═══ Given information

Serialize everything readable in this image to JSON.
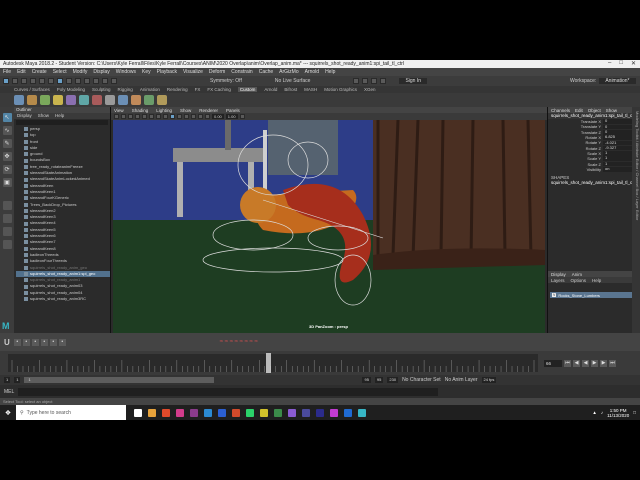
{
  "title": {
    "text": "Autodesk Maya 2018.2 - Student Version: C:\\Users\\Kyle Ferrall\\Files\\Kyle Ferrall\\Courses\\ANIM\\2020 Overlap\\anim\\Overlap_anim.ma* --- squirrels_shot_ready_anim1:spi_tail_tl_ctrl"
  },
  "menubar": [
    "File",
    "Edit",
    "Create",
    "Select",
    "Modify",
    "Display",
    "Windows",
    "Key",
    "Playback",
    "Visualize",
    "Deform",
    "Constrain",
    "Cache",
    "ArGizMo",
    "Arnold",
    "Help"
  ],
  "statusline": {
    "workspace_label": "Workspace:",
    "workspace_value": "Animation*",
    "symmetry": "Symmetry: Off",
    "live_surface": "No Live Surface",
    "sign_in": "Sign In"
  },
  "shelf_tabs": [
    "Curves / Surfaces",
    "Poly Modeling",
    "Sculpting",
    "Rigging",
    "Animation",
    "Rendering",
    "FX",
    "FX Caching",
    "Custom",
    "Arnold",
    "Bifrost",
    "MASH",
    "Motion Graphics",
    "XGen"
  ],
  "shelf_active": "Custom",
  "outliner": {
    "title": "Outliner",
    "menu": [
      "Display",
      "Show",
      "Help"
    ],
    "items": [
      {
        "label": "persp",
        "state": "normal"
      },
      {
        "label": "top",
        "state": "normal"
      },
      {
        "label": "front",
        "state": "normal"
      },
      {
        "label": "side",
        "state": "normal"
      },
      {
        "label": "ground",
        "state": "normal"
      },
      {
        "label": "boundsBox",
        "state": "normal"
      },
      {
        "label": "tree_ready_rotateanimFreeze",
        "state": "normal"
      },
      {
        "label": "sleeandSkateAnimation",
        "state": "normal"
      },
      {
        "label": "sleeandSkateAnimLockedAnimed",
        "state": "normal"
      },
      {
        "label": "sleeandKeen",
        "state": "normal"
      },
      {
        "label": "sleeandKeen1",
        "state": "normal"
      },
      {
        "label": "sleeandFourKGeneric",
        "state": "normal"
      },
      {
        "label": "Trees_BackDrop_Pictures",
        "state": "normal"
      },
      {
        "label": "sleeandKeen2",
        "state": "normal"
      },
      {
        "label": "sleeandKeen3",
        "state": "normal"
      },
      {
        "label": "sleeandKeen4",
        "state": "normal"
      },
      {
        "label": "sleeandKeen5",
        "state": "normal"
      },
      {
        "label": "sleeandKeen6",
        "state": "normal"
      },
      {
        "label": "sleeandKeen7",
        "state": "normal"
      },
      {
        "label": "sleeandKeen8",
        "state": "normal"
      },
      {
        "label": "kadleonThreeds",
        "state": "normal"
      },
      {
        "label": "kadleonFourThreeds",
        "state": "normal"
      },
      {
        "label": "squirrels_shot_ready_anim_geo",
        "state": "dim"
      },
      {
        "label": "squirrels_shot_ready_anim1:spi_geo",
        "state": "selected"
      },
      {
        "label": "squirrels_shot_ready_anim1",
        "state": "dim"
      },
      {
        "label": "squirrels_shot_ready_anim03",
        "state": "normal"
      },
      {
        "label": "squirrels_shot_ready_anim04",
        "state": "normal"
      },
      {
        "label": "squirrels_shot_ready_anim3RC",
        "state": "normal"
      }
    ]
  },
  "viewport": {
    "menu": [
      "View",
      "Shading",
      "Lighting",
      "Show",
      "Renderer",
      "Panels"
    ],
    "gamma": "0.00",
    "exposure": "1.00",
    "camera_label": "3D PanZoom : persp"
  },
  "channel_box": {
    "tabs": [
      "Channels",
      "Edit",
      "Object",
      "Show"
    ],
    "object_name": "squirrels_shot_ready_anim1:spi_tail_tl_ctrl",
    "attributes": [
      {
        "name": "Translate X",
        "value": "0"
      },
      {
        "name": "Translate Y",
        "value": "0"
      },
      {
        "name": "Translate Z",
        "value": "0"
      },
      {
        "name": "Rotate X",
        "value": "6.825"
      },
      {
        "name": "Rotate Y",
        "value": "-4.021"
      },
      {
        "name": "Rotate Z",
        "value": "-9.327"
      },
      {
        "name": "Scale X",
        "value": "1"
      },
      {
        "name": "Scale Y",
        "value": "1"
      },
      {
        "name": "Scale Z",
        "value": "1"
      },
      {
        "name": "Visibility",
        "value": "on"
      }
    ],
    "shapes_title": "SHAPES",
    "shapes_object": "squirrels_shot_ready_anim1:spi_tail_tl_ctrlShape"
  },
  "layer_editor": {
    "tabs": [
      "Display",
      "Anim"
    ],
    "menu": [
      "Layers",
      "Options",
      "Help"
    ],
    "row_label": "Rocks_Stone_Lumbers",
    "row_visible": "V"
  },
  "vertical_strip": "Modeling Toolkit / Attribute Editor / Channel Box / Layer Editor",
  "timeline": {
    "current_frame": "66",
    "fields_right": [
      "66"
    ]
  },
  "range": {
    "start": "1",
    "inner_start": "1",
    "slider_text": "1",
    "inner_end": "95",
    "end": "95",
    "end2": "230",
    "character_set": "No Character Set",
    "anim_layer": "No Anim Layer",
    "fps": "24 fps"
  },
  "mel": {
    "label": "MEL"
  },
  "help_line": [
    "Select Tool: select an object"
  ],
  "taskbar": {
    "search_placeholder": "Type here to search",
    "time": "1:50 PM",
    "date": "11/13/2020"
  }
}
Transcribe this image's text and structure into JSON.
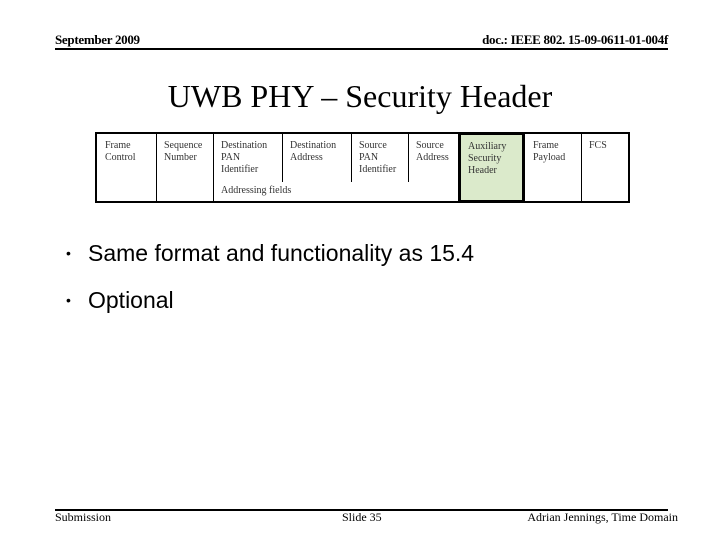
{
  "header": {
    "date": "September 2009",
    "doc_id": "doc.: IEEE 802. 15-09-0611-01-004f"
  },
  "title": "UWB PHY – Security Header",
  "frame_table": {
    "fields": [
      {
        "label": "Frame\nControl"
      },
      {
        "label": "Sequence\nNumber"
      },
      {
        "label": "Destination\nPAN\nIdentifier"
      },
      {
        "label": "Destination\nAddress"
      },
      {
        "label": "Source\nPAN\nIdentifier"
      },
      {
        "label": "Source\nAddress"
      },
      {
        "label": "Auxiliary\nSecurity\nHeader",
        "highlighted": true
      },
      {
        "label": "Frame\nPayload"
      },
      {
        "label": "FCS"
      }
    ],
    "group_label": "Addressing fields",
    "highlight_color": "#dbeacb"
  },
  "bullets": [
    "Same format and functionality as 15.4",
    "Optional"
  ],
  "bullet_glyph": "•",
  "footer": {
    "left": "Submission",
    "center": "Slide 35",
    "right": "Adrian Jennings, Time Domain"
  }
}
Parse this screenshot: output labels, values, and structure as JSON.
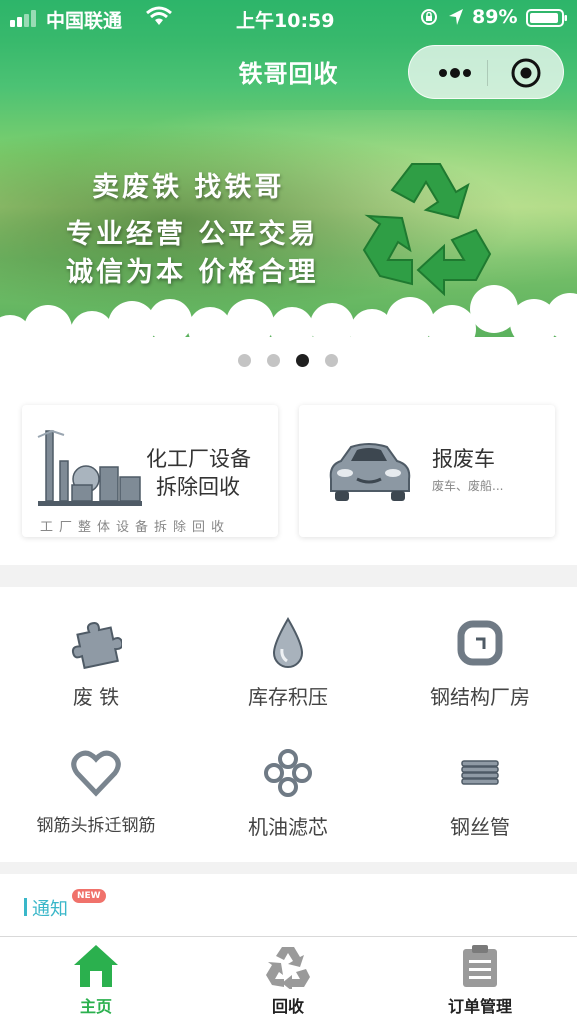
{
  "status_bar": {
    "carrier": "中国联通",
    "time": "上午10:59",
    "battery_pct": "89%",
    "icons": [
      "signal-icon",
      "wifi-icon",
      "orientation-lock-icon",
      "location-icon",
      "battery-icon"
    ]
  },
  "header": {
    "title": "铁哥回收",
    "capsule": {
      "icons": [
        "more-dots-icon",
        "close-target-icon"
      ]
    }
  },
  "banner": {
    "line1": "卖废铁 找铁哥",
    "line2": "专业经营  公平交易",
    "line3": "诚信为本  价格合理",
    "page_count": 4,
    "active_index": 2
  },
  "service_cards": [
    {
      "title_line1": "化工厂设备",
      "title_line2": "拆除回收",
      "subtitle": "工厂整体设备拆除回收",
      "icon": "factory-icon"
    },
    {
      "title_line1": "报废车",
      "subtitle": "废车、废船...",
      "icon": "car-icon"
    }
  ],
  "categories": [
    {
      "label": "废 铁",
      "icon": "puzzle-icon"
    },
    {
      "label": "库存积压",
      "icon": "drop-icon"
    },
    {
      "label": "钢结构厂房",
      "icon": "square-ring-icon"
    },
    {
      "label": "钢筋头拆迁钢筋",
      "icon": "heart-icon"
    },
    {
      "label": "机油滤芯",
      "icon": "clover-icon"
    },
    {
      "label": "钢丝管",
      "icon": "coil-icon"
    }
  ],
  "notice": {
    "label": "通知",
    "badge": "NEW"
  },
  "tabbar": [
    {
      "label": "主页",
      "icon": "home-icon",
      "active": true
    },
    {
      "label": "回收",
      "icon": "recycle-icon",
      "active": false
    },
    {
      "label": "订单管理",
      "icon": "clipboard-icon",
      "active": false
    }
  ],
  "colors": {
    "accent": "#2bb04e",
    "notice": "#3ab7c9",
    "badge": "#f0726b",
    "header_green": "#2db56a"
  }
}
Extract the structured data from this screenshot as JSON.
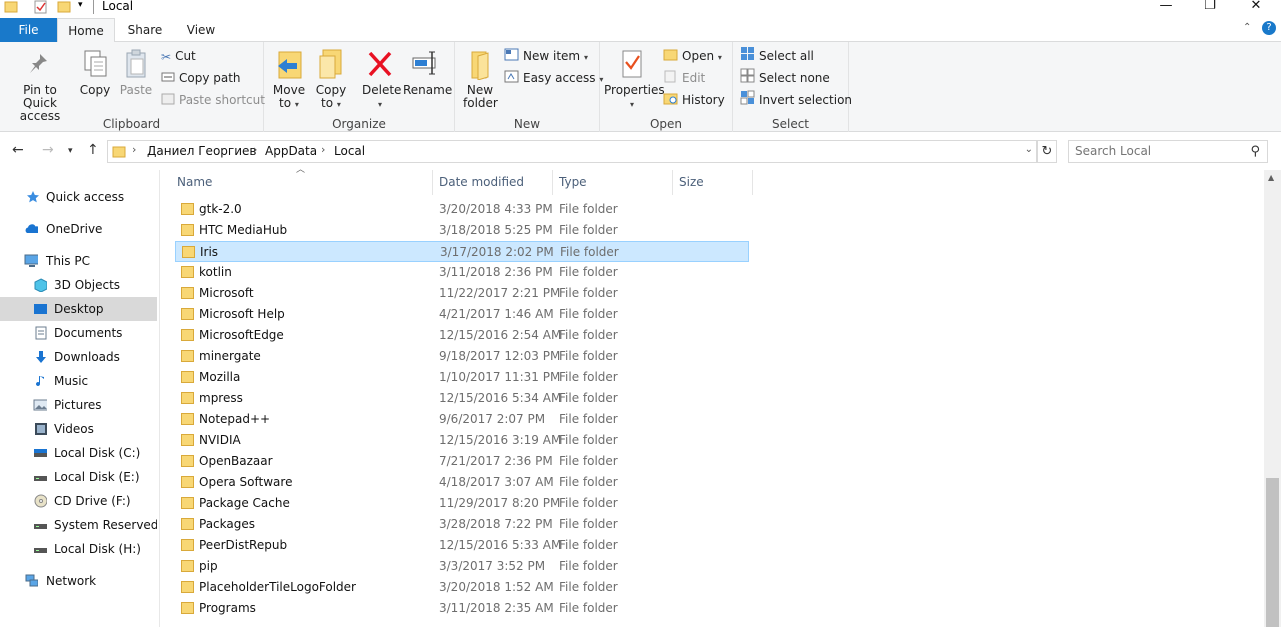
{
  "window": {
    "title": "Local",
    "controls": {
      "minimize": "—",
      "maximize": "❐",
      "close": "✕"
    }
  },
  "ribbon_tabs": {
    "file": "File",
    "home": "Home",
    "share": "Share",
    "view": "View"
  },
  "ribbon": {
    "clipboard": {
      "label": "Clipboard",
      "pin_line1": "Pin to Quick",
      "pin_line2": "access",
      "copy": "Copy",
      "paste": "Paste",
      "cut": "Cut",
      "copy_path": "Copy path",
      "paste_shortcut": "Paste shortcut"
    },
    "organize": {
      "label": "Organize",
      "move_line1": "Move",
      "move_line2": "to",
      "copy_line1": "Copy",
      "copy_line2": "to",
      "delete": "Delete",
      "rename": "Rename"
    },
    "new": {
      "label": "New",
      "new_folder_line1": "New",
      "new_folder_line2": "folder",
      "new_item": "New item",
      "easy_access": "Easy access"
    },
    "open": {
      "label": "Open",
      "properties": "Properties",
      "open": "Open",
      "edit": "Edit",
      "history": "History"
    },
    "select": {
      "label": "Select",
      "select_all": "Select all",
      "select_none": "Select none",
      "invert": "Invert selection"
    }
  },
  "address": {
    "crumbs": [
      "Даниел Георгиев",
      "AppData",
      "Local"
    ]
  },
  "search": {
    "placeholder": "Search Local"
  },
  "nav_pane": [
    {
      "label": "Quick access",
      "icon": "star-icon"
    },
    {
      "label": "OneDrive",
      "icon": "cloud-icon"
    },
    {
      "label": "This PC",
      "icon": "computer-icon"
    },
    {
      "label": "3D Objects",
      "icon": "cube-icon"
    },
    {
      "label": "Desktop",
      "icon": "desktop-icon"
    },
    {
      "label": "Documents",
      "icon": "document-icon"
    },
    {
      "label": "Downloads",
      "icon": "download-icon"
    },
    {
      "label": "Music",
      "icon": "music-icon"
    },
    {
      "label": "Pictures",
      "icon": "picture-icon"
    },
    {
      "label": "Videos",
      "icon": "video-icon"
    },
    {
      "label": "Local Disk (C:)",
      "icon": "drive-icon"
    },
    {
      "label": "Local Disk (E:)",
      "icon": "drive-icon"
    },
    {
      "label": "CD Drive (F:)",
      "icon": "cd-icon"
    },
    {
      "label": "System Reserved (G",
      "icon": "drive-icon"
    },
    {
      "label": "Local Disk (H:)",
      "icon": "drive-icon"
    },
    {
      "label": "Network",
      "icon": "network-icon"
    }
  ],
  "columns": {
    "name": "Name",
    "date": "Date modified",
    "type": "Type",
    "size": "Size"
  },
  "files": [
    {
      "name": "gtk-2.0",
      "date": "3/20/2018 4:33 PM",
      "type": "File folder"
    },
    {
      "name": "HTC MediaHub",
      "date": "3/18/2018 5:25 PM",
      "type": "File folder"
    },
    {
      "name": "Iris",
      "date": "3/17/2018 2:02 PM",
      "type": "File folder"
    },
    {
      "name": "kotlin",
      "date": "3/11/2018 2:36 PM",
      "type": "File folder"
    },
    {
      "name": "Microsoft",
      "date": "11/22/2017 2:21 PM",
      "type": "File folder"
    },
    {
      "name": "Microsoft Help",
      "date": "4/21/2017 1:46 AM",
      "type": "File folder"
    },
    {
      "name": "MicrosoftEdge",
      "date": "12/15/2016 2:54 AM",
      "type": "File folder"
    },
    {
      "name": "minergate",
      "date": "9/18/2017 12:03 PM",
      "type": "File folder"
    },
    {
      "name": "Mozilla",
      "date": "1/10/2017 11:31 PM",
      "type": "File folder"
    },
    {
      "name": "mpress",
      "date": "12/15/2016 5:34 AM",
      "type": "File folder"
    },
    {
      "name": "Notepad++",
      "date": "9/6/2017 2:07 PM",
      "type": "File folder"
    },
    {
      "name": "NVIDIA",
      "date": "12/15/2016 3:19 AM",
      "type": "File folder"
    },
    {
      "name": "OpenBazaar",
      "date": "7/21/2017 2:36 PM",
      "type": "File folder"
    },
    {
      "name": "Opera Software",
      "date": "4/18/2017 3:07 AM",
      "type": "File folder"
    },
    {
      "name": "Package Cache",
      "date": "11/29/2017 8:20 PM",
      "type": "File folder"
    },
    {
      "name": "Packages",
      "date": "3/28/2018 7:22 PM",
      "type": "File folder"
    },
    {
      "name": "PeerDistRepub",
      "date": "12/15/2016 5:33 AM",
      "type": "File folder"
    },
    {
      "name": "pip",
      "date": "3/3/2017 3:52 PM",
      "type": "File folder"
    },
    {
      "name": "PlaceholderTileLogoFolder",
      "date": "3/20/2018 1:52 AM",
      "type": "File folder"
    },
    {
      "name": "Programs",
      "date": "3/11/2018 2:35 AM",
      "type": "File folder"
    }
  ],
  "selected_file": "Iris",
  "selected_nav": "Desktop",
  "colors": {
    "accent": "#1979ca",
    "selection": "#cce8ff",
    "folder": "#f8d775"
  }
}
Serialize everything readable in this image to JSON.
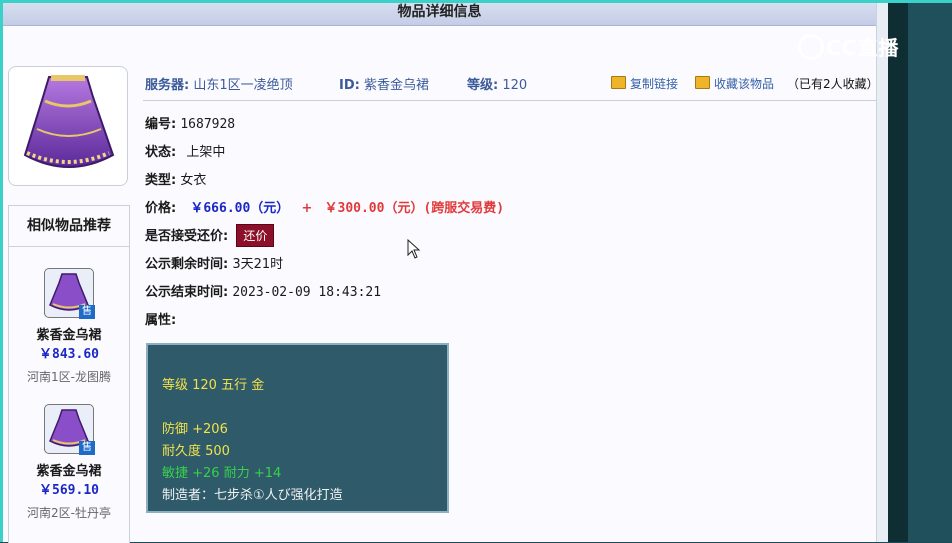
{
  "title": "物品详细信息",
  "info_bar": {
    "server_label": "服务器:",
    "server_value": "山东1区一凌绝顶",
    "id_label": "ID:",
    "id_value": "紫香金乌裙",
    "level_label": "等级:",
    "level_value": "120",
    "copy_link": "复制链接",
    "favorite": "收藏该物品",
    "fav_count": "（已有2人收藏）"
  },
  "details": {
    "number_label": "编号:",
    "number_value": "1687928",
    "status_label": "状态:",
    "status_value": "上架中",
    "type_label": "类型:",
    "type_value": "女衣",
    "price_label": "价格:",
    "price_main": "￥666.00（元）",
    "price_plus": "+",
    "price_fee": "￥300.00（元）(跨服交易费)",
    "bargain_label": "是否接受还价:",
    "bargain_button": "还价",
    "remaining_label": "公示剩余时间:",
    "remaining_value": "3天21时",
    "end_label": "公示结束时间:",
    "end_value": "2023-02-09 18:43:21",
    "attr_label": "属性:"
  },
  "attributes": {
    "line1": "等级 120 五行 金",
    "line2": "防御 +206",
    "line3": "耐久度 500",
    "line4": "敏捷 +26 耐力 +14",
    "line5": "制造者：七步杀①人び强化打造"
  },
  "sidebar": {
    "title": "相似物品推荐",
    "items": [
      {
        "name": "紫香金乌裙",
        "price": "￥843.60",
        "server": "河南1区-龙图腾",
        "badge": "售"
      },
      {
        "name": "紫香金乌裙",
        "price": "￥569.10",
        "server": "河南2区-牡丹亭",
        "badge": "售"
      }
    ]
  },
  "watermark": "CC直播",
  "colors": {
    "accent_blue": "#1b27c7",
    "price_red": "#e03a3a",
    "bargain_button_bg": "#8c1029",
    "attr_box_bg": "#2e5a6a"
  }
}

══════

Task requirements: Pick out the lines that have the word "Destination". Copy them all.

In response:
        "label": "Destination\nPAN\nIdentifier"
        "label": "Destination\nAddress"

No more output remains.